YOUR INSTRUCTIONS: In full and without alteration, repeat the material.

SUPPLIED RECORDS:
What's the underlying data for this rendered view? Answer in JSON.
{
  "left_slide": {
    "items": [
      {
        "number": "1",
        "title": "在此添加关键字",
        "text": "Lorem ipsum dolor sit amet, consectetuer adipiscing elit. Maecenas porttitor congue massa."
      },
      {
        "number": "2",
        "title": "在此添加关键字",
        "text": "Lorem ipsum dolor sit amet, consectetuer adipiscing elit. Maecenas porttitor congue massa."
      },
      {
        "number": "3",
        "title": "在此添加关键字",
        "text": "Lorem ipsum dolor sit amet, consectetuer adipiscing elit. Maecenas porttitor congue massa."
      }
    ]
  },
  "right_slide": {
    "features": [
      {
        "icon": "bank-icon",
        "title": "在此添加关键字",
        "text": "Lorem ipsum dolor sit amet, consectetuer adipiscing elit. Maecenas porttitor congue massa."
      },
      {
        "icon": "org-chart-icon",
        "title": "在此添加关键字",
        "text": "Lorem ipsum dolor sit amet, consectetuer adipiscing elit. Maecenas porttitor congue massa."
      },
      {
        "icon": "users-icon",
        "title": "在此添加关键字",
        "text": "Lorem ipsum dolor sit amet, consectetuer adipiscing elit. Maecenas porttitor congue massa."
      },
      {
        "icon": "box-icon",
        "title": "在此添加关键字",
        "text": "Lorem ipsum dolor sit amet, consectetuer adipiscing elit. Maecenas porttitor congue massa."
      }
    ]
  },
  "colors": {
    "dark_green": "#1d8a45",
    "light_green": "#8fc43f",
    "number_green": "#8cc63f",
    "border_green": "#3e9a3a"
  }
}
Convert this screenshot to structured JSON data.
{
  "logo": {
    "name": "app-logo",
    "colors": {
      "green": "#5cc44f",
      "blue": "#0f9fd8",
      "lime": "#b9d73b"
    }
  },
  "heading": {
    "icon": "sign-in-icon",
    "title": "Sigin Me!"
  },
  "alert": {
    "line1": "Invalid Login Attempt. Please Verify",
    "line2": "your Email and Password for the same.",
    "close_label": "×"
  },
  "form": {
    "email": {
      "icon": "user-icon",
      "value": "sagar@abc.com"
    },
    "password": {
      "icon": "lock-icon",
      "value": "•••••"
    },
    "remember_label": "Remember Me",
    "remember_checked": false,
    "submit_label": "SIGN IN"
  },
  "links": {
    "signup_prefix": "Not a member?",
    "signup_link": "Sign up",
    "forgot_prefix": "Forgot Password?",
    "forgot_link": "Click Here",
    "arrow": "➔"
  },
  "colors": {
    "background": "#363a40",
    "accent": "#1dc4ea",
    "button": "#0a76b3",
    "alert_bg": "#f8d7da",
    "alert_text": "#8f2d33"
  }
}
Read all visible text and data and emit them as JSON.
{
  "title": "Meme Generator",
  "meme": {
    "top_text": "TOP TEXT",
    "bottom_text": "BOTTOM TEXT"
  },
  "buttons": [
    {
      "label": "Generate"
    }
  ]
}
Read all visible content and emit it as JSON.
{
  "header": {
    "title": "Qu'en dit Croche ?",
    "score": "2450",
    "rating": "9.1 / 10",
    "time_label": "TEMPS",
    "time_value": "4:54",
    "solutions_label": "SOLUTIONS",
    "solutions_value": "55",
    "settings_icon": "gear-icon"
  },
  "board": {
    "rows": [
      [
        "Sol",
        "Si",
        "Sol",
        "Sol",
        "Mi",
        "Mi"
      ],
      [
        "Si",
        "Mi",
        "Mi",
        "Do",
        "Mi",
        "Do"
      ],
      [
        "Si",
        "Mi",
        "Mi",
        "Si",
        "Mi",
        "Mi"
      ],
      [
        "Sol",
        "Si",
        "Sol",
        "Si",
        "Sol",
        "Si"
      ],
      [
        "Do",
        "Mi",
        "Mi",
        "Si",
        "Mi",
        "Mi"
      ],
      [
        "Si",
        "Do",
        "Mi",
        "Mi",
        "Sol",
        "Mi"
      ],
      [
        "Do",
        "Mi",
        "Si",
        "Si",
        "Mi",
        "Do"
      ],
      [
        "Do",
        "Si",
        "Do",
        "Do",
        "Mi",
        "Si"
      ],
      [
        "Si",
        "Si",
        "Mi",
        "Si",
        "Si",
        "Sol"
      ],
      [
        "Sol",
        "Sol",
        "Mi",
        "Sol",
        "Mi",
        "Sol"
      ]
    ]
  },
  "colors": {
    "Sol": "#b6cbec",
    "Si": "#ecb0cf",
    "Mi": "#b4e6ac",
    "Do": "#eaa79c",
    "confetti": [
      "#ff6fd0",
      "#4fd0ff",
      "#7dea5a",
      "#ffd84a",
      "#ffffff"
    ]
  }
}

EXPECTED ANSWER:
What's the underlying data for this rendered view? Answer in JSON.
{
  "left_slide": {
    "items": [
      {
        "number": "1",
        "title": "在此添加关键字",
        "text": "Lorem ipsum dolor sit amet, consectetuer adipiscing elit. Maecenas porttitor congue massa."
      },
      {
        "number": "2",
        "title": "在此添加关键字",
        "text": "Lorem ipsum dolor sit amet, consectetuer adipiscing elit. Maecenas porttitor congue massa."
      },
      {
        "number": "3",
        "title": "在此添加关键字",
        "text": "Lorem ipsum dolor sit amet, consectetuer adipiscing elit. Maecenas porttitor congue massa."
      }
    ]
  },
  "right_slide": {
    "features": [
      {
        "icon": "bank-icon",
        "title": "在此添加关键字",
        "text": "Lorem ipsum dolor sit amet, consectetuer adipiscing elit. Maecenas porttitor congue massa."
      },
      {
        "icon": "org-chart-icon",
        "title": "在此添加关键字",
        "text": "Lorem ipsum dolor sit amet, consectetuer adipiscing elit. Maecenas porttitor congue massa."
      },
      {
        "icon": "users-icon",
        "title": "在此添加关键字",
        "text": "Lorem ipsum dolor sit amet, consectetuer adipiscing elit. Maecenas porttitor congue massa."
      },
      {
        "icon": "box-icon",
        "title": "在此添加关键字",
        "text": "Lorem ipsum dolor sit amet, consectetuer adipiscing elit. Maecenas porttitor congue massa."
      }
    ]
  },
  "colors": {
    "dark_green": "#1d8a45",
    "light_green": "#8fc43f",
    "number_green": "#8cc63f",
    "border_green": "#3e9a3a"
  }
}
Convert this screenshot to structured JSON data.
{
  "logo": {
    "name": "app-logo",
    "colors": {
      "green": "#5cc44f",
      "blue": "#0f9fd8",
      "lime": "#b9d73b"
    }
  },
  "heading": {
    "icon": "sign-in-icon",
    "title": "Sigin Me!"
  },
  "alert": {
    "line1": "Invalid Login Attempt. Please Verify",
    "line2": "your Email and Password for the same.",
    "close_label": "×"
  },
  "form": {
    "email": {
      "icon": "user-icon",
      "value": "sagar@abc.com"
    },
    "password": {
      "icon": "lock-icon",
      "value": "•••••"
    },
    "remember_label": "Remember Me",
    "remember_checked": false,
    "submit_label": "SIGN IN"
  },
  "links": {
    "signup_prefix": "Not a member?",
    "signup_link": "Sign up",
    "forgot_prefix": "Forgot Password?",
    "forgot_link": "Click Here",
    "arrow": "➔"
  },
  "colors": {
    "background": "#363a40",
    "accent": "#1dc4ea",
    "button": "#0a76b3",
    "alert_bg": "#f8d7da",
    "alert_text": "#8f2d33"
  }
}
Read all visible text and data and emit them as JSON.
{
  "title": "Meme Generator",
  "meme": {
    "top_text": "TOP TEXT",
    "bottom_text": "BOTTOM TEXT"
  },
  "buttons": [
    {
      "label": "Generate"
    }
  ]
}
Read all visible content and emit it as JSON.
{
  "header": {
    "title": "Qu'en dit Croche ?",
    "score": "2450",
    "rating": "9.1 / 10",
    "time_label": "TEMPS",
    "time_value": "4:54",
    "solutions_label": "SOLUTIONS",
    "solutions_value": "55",
    "settings_icon": "gear-icon"
  },
  "board": {
    "rows": [
      [
        "Sol",
        "Si",
        "Sol",
        "Sol",
        "Mi",
        "Mi"
      ],
      [
        "Si",
        "Mi",
        "Mi",
        "Do",
        "Mi",
        "Do"
      ],
      [
        "Si",
        "Mi",
        "Mi",
        "Si",
        "Mi",
        "Mi"
      ],
      [
        "Sol",
        "Si",
        "Sol",
        "Si",
        "Sol",
        "Si"
      ],
      [
        "Do",
        "Mi",
        "Mi",
        "Si",
        "Mi",
        "Mi"
      ],
      [
        "Si",
        "Do",
        "Mi",
        "Mi",
        "Sol",
        "Mi"
      ],
      [
        "Do",
        "Mi",
        "Si",
        "Si",
        "Mi",
        "Do"
      ],
      [
        "Do",
        "Si",
        "Do",
        "Do",
        "Mi",
        "Si"
      ],
      [
        "Si",
        "Si",
        "Mi",
        "Si",
        "Si",
        "Sol"
      ],
      [
        "Sol",
        "Sol",
        "Mi",
        "Sol",
        "Mi",
        "Sol"
      ]
    ]
  },
  "colors": {
    "Sol": "#b6cbec",
    "Si": "#ecb0cf",
    "Mi": "#b4e6ac",
    "Do": "#eaa79c",
    "confetti": [
      "#ff6fd0",
      "#4fd0ff",
      "#7dea5a",
      "#ffd84a",
      "#ffffff"
    ]
  }
}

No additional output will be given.